**WHAT NEEDS TO BE DONE**
From the entries that follow, gather each line holding the word "globe".

**Records from a data collection**
+ + +
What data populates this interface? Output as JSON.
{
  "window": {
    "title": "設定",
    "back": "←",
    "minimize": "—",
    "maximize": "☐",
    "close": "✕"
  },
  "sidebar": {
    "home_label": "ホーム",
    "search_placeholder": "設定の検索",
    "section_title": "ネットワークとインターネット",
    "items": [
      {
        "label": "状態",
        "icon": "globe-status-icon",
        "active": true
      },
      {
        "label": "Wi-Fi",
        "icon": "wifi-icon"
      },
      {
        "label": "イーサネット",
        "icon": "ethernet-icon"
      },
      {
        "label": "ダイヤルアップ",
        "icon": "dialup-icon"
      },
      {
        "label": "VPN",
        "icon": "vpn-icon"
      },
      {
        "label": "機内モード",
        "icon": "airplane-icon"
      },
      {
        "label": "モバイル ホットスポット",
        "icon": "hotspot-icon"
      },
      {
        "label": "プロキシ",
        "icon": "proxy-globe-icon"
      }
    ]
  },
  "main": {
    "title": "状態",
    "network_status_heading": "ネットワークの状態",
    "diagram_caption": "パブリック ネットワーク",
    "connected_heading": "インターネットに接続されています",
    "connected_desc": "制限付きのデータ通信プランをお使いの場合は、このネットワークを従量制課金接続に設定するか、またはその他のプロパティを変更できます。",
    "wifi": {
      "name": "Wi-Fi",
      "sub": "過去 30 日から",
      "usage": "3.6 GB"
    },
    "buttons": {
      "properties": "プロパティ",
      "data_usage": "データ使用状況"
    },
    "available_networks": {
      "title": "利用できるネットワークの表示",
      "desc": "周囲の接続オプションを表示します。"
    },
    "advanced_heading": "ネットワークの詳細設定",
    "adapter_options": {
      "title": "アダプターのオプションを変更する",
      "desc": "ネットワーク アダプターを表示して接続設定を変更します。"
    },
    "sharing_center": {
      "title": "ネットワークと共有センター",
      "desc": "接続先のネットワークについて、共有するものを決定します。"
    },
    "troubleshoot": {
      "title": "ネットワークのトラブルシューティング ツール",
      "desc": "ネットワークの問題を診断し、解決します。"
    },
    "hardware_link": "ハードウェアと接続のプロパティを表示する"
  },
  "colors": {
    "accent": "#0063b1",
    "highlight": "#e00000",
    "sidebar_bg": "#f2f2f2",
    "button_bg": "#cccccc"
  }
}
+ + +
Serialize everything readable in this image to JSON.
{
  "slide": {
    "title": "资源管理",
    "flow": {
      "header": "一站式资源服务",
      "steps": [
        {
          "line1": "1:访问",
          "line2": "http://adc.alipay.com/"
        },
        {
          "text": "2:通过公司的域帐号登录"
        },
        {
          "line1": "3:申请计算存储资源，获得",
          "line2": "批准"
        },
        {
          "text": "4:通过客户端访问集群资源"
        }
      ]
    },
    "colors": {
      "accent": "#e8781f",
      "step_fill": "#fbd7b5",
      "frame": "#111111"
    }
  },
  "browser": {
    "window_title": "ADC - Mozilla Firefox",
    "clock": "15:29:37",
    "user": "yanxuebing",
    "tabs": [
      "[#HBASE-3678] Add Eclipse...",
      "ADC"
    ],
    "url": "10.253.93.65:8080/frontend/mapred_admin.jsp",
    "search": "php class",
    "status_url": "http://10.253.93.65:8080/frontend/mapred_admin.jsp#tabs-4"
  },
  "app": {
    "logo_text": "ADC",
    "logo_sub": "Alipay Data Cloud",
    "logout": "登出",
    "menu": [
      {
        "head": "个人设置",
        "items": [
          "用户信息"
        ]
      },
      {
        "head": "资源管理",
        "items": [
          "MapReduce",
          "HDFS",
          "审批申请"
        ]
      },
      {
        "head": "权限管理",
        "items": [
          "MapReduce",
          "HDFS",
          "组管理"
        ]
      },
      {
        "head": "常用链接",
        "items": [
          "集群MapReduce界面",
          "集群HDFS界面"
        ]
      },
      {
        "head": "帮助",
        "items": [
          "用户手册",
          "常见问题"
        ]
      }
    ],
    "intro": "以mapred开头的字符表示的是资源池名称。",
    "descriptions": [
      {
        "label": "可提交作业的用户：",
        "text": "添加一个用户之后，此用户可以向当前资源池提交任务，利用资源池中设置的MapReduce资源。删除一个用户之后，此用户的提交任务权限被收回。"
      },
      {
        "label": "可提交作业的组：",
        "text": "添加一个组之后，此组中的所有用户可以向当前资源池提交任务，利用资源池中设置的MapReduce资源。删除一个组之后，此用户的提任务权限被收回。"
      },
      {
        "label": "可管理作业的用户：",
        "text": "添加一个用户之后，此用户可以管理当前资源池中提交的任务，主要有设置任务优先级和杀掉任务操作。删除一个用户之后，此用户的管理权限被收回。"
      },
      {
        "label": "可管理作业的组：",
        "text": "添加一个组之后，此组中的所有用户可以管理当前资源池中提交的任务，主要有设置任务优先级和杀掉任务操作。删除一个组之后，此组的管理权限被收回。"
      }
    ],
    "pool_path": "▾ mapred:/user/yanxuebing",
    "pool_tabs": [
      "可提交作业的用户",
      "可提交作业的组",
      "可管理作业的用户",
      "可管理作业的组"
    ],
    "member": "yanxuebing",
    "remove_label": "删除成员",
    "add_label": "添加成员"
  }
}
+ + +
**OUTPUT FOR THIS TASK**
        "icon": "globe-status-icon",
        "icon": "proxy-globe-icon"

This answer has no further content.